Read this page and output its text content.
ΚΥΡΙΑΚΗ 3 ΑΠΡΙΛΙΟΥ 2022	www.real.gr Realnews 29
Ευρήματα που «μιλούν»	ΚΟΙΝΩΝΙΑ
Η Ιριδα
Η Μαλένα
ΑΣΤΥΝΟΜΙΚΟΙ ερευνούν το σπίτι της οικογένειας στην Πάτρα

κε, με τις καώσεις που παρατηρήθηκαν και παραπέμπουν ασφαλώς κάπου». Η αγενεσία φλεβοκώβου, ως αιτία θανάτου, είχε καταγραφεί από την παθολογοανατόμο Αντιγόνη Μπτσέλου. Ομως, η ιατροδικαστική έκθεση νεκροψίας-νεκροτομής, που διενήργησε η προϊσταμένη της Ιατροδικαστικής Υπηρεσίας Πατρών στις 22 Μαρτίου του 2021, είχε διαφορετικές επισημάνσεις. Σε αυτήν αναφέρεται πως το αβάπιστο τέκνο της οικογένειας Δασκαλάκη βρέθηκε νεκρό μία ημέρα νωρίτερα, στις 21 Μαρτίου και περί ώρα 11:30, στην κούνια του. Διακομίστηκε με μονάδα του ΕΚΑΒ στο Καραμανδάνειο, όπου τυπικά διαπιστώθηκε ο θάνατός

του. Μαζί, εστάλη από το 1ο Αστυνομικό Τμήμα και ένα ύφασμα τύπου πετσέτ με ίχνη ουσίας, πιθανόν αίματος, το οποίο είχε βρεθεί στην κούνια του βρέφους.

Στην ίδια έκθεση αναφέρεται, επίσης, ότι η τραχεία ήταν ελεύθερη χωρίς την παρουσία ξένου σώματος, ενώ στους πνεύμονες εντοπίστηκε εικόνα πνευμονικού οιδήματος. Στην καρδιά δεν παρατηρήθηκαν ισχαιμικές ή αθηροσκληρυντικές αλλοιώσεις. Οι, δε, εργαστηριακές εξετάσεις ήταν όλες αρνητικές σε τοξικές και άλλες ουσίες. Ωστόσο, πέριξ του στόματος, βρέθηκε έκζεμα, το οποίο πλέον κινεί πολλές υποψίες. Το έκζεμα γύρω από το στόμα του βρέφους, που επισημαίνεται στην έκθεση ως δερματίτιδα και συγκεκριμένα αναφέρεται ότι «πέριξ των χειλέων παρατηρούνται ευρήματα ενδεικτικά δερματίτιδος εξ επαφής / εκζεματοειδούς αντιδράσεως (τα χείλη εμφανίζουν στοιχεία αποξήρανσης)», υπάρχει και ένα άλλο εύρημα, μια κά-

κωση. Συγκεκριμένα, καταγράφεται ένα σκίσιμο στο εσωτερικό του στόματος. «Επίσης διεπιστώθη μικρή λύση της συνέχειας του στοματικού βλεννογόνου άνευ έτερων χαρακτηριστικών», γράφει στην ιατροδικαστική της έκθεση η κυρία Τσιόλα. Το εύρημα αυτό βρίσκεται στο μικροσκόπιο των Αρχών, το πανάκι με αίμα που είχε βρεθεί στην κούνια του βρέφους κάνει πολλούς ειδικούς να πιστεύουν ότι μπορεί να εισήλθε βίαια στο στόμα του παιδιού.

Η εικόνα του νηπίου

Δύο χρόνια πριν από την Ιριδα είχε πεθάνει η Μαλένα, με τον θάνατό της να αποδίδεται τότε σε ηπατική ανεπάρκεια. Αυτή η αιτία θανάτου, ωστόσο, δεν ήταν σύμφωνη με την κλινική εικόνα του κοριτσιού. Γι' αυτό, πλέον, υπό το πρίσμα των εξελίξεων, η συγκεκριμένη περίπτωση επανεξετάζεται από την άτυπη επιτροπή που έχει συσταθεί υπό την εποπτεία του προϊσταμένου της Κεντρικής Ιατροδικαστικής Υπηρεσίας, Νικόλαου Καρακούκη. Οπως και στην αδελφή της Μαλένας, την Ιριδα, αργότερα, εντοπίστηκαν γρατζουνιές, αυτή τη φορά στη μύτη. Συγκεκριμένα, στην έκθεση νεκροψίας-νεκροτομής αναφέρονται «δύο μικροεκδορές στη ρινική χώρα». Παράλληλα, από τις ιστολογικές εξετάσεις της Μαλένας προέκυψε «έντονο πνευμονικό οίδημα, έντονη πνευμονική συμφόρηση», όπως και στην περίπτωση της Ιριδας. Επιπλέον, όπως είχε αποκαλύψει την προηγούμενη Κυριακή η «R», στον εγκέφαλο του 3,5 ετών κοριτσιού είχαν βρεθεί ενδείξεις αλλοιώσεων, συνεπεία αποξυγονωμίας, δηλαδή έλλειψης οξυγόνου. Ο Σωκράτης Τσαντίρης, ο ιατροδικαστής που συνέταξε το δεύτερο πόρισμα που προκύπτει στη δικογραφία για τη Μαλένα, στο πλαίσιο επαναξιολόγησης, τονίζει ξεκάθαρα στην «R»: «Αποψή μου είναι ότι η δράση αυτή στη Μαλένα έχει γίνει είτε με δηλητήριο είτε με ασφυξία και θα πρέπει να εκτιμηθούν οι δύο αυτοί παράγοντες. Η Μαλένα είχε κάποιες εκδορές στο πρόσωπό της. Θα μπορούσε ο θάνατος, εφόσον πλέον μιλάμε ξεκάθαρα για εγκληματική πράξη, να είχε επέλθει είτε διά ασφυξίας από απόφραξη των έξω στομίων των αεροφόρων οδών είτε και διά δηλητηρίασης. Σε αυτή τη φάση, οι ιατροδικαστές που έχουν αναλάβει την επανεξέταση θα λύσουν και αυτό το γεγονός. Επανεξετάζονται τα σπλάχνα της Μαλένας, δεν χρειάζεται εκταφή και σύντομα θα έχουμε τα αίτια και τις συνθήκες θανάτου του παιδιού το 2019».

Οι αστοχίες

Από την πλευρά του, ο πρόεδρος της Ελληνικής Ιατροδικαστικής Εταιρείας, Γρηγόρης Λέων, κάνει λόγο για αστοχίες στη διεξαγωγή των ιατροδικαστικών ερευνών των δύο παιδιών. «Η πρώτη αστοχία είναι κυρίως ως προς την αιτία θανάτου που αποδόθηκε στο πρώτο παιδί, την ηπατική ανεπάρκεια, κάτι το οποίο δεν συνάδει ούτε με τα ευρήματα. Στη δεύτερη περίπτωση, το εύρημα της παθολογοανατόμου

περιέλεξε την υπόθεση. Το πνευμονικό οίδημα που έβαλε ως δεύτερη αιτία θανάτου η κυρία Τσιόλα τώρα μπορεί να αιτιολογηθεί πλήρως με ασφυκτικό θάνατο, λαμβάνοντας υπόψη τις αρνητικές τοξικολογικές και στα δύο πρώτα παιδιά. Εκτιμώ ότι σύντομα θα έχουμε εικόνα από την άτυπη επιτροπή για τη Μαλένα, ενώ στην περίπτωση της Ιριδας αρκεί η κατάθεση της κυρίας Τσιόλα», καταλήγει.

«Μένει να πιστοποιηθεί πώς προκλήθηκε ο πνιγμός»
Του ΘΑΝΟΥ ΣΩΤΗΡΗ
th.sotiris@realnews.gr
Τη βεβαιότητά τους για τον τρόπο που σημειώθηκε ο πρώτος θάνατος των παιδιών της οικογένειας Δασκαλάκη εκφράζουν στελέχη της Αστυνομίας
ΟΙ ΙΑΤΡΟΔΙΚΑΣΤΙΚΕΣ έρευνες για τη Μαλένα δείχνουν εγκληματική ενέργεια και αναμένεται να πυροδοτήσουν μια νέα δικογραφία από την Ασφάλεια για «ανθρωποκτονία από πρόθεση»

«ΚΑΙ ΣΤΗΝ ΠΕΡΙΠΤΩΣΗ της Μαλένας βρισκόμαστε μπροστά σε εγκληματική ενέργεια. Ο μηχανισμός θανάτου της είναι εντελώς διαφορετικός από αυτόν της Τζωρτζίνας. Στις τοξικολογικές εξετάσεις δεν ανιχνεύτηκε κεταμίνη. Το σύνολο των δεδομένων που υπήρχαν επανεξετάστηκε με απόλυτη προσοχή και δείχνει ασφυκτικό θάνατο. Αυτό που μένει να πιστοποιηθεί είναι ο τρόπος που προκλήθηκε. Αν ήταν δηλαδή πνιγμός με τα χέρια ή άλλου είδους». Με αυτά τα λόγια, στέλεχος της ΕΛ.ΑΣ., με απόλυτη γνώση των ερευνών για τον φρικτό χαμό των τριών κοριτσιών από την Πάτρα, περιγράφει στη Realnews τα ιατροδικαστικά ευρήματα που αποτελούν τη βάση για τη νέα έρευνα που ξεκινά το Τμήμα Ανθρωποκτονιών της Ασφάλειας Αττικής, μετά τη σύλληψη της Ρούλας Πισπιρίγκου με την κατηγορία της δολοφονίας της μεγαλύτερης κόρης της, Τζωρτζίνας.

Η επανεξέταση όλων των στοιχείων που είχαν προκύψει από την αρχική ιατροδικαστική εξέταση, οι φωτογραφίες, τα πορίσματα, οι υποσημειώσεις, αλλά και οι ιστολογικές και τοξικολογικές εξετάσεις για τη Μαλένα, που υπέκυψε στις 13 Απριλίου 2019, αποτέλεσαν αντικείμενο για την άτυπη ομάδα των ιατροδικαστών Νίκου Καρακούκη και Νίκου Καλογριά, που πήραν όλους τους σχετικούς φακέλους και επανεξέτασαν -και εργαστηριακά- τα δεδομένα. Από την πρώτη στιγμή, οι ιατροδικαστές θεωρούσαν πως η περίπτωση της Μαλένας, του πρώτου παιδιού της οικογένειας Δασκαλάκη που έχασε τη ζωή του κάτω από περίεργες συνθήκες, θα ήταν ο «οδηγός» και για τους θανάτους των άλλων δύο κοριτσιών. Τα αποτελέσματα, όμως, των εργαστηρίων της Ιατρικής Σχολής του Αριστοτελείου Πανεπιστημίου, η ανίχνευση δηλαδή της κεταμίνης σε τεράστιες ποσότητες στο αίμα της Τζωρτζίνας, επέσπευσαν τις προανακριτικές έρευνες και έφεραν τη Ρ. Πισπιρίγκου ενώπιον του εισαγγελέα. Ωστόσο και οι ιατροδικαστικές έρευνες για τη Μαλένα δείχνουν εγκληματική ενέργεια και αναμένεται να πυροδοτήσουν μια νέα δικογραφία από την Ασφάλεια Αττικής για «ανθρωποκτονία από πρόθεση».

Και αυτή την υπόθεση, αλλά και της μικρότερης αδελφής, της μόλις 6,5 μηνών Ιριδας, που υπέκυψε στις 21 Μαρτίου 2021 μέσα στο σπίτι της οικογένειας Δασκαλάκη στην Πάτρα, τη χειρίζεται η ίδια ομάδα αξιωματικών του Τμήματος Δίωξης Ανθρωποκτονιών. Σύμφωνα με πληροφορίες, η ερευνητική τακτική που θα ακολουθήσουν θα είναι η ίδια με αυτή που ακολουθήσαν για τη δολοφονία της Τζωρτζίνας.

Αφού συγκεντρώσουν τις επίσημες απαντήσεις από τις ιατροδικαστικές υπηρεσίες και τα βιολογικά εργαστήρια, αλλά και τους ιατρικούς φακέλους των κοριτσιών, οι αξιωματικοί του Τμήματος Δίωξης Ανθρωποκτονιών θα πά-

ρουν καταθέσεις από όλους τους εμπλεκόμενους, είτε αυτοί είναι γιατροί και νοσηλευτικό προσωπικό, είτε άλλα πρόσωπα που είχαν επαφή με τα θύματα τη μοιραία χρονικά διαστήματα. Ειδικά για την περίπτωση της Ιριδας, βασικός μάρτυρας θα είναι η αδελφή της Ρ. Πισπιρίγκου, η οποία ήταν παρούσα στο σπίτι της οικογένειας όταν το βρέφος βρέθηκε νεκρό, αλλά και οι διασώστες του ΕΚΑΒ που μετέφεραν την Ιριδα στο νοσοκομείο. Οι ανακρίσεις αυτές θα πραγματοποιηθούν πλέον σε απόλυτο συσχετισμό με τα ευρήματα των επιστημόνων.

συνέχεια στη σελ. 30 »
━━━━
### TASK TO CARRY OUT
Show every line of the records above that contains the word "Τμήματος".

### TASK OUTPUT
Και αυτή την υπόθεση, αλλά και της μικρότερης αδελφής, της μόλις 6,5 μηνών Ιριδας, που υπέκυψε στις 21 Μαρτίου 2021 μέσα στο σπίτι της οικογένειας Δασκαλάκη στην Πάτρα, τη χειρίζεται η ίδια ομάδα αξιωματικών του Τμήματος Δίωξης Ανθρωποκτονιών. Σύμφωνα με πληροφορίες, η ερευνητική τακτική που θα ακολουθήσουν θα είναι η ίδια με αυτή που ακολουθήσαν για τη δολοφονία της Τζωρτζίνας.
Αφού συγκεντρώσουν τις επίσημες απαντήσεις από τις ιατροδικαστικές υπηρεσίες και τα βιολογικά εργαστήρια, αλλά και τους ιατρικούς φακέλους των κοριτσιών, οι αξιωματικοί του Τμήματος Δίωξης Ανθρωποκτονιών θα πά-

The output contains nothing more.